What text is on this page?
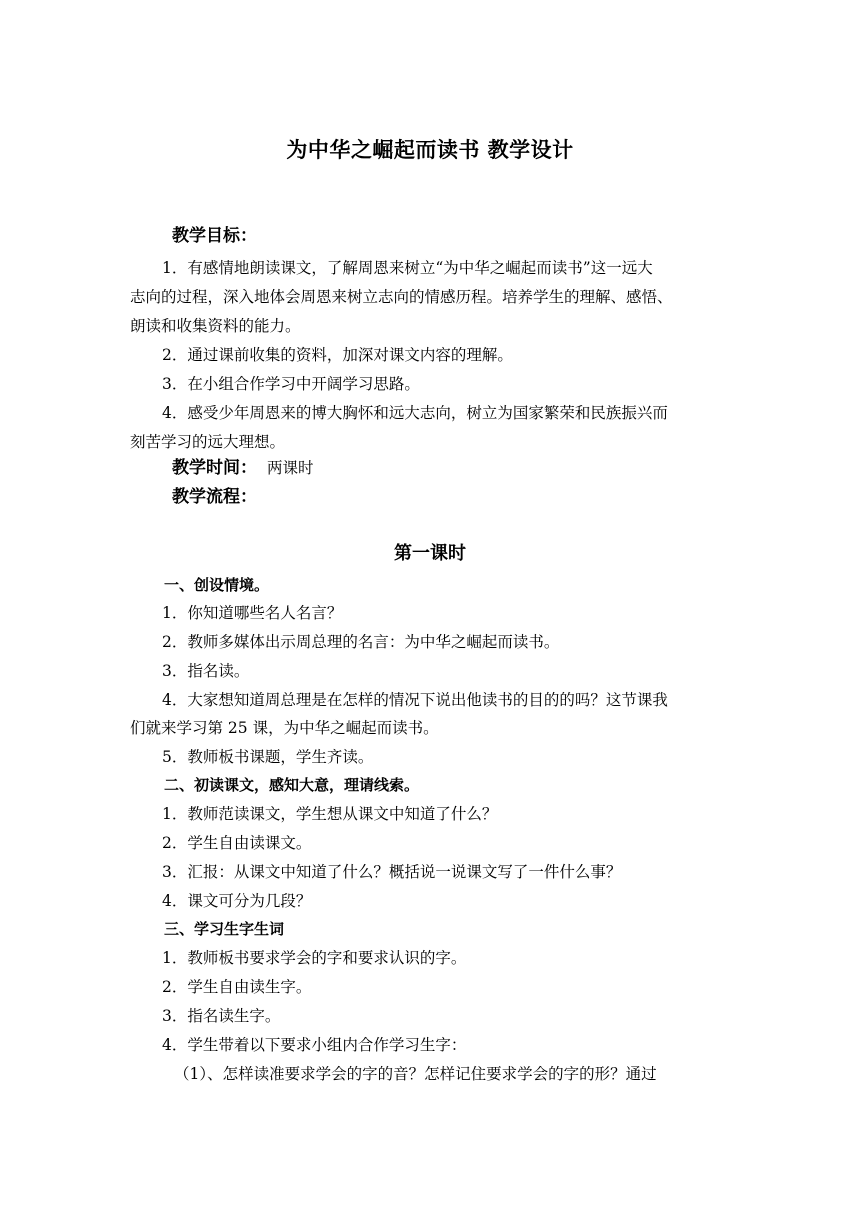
为中华之崛起而读书 教学设计
教学目标：
1．有感情地朗读课文，了解周恩来树立“为中华之崛起而读书”这一远大
志向的过程，深入地体会周恩来树立志向的情感历程。培养学生的理解、感悟、
朗读和收集资料的能力。
2．通过课前收集的资料，加深对课文内容的理解。
3．在小组合作学习中开阔学习思路。
4．感受少年周恩来的博大胸怀和远大志向，树立为国家繁荣和民族振兴而
刻苦学习的远大理想。
教学时间： 两课时
教学流程：
第一课时
一、创设情境。
1．你知道哪些名人名言？
2．教师多媒体出示周总理的名言：为中华之崛起而读书。
3．指名读。
4．大家想知道周总理是在怎样的情况下说出他读书的目的的吗？这节课我
们就来学习第 25 课，为中华之崛起而读书。
5．教师板书课题，学生齐读。
二、初读课文，感知大意，理请线索。
1．教师范读课文，学生想从课文中知道了什么？
2．学生自由读课文。
3．汇报：从课文中知道了什么？概括说一说课文写了一件什么事？
4．课文可分为几段？
三、学习生字生词
1．教师板书要求学会的字和要求认识的字。
2．学生自由读生字。
3．指名读生字。
4．学生带着以下要求小组内合作学习生字：
（1）、怎样读准要求学会的字的音？怎样记住要求学会的字的形？通过
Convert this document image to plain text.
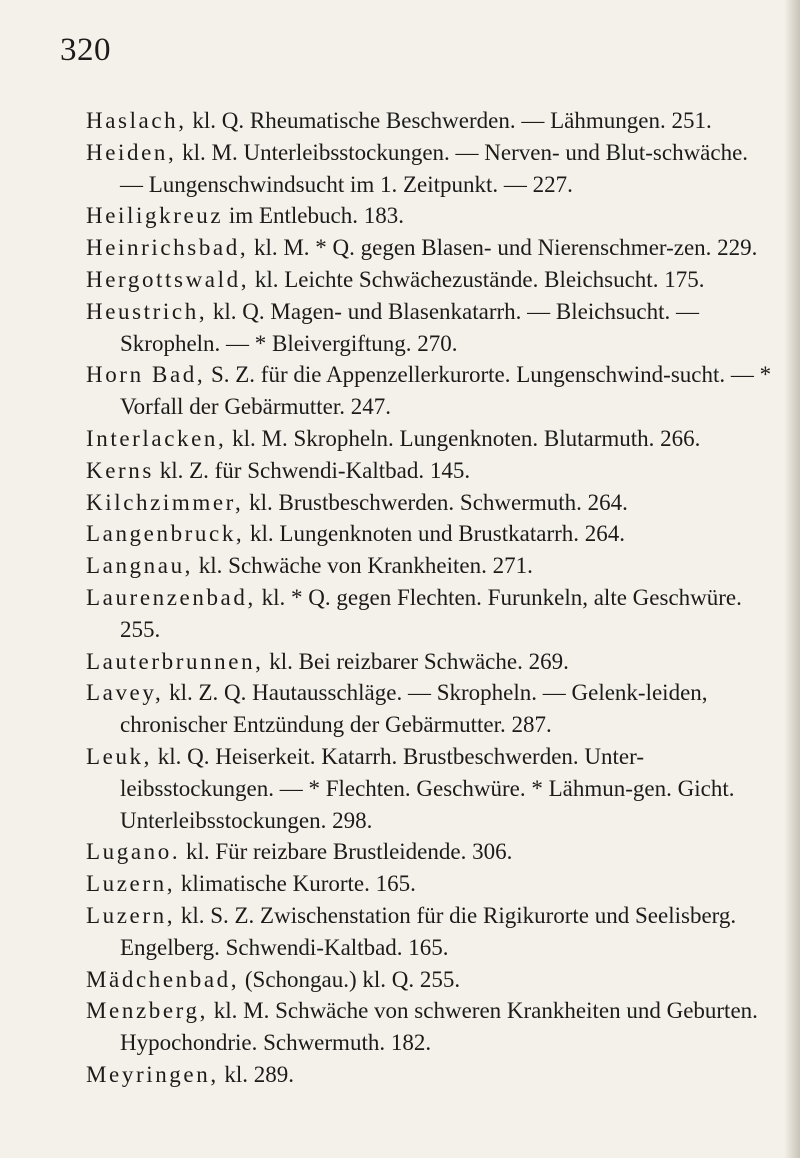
320

Haslach, kl. Q. Rheumatische Beschwerden. — Lähmungen. 251.

Heiden, kl. M. Unterleibsstockungen. — Nerven- und Blut-schwäche. — Lungenschwindsucht im 1. Zeitpunkt. — 227.

Heiligkreuz im Entlebuch. 183.

Heinrichsbad, kl. M. * Q. gegen Blasen- und Nierenschmer-zen. 229.

Hergottswald, kl. Leichte Schwächezustände. Bleichsucht. 175.

Heustrich, kl. Q. Magen- und Blasenkatarrh. — Bleichsucht. — Skropheln. — * Bleivergiftung. 270.

Horn Bad, S. Z. für die Appenzellerkurorte. Lungenschwind-sucht. — * Vorfall der Gebärmutter. 247.

Interlacken, kl. M. Skropheln. Lungenknoten. Blutarmuth. 266.

Kerns kl. Z. für Schwendi-Kaltbad. 145.

Kilchzimmer, kl. Brustbeschwerden. Schwermuth. 264.

Langenbruck, kl. Lungenknoten und Brustkatarrh. 264.

Langnau, kl. Schwäche von Krankheiten. 271.

Laurenzenbad, kl. * Q. gegen Flechten. Furunkeln, alte Geschwüre. 255.

Lauterbrunnen, kl. Bei reizbarer Schwäche. 269.

Lavey, kl. Z. Q. Hautausschläge. — Skropheln. — Gelenk-leiden, chronischer Entzündung der Gebärmutter. 287.

Leuk, kl. Q. Heiserkeit. Katarrh. Brustbeschwerden. Unter-leibsstockungen. — * Flechten. Geschwüre. * Lähmun-gen. Gicht. Unterleibsstockungen. 298.

Lugano. kl. Für reizbare Brustleidende. 306.

Luzern, klimatische Kurorte. 165.

Luzern, kl. S. Z. Zwischenstation für die Rigikurorte und Seelisberg. Engelberg. Schwendi-Kaltbad. 165.

Mädchenbad, (Schongau.) kl. Q. 255.

Menzberg, kl. M. Schwäche von schweren Krankheiten und Geburten. Hypochondrie. Schwermuth. 182.

Meyringen, kl. 289.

---

Transcribe the records word for word and include no pictures.

**Result of this exercise:**
What text is on this page?
为中华之崛起而读书 教学设计
教学目标：
1．有感情地朗读课文，了解周恩来树立“为中华之崛起而读书”这一远大
志向的过程，深入地体会周恩来树立志向的情感历程。培养学生的理解、感悟、
朗读和收集资料的能力。
2．通过课前收集的资料，加深对课文内容的理解。
3．在小组合作学习中开阔学习思路。
4．感受少年周恩来的博大胸怀和远大志向，树立为国家繁荣和民族振兴而
刻苦学习的远大理想。
教学时间： 两课时
教学流程：
第一课时
一、创设情境。
1．你知道哪些名人名言？
2．教师多媒体出示周总理的名言：为中华之崛起而读书。
3．指名读。
4．大家想知道周总理是在怎样的情况下说出他读书的目的的吗？这节课我
们就来学习第 25 课，为中华之崛起而读书。
5．教师板书课题，学生齐读。
二、初读课文，感知大意，理请线索。
1．教师范读课文，学生想从课文中知道了什么？
2．学生自由读课文。
3．汇报：从课文中知道了什么？概括说一说课文写了一件什么事？
4．课文可分为几段？
三、学习生字生词
1．教师板书要求学会的字和要求认识的字。
2．学生自由读生字。
3．指名读生字。
4．学生带着以下要求小组内合作学习生字：
（1）、怎样读准要求学会的字的音？怎样记住要求学会的字的形？通过
Convert this document image to plain text.
320

Haslach, kl. Q. Rheumatische Beschwerden. — Lähmungen. 251.

Heiden, kl. M. Unterleibsstockungen. — Nerven- und Blut-schwäche. — Lungenschwindsucht im 1. Zeitpunkt. — 227.

Heiligkreuz im Entlebuch. 183.

Heinrichsbad, kl. M. * Q. gegen Blasen- und Nierenschmer-zen. 229.

Hergottswald, kl. Leichte Schwächezustände. Bleichsucht. 175.

Heustrich, kl. Q. Magen- und Blasenkatarrh. — Bleichsucht. — Skropheln. — * Bleivergiftung. 270.

Horn Bad, S. Z. für die Appenzellerkurorte. Lungenschwind-sucht. — * Vorfall der Gebärmutter. 247.

Interlacken, kl. M. Skropheln. Lungenknoten. Blutarmuth. 266.

Kerns kl. Z. für Schwendi-Kaltbad. 145.

Kilchzimmer, kl. Brustbeschwerden. Schwermuth. 264.

Langenbruck, kl. Lungenknoten und Brustkatarrh. 264.

Langnau, kl. Schwäche von Krankheiten. 271.

Laurenzenbad, kl. * Q. gegen Flechten. Furunkeln, alte Geschwüre. 255.

Lauterbrunnen, kl. Bei reizbarer Schwäche. 269.

Lavey, kl. Z. Q. Hautausschläge. — Skropheln. — Gelenk-leiden, chronischer Entzündung der Gebärmutter. 287.

Leuk, kl. Q. Heiserkeit. Katarrh. Brustbeschwerden. Unter-leibsstockungen. — * Flechten. Geschwüre. * Lähmun-gen. Gicht. Unterleibsstockungen. 298.

Lugano. kl. Für reizbare Brustleidende. 306.

Luzern, klimatische Kurorte. 165.

Luzern, kl. S. Z. Zwischenstation für die Rigikurorte und Seelisberg. Engelberg. Schwendi-Kaltbad. 165.

Mädchenbad, (Schongau.) kl. Q. 255.

Menzberg, kl. M. Schwäche von schweren Krankheiten und Geburten. Hypochondrie. Schwermuth. 182.

Meyringen, kl. 289.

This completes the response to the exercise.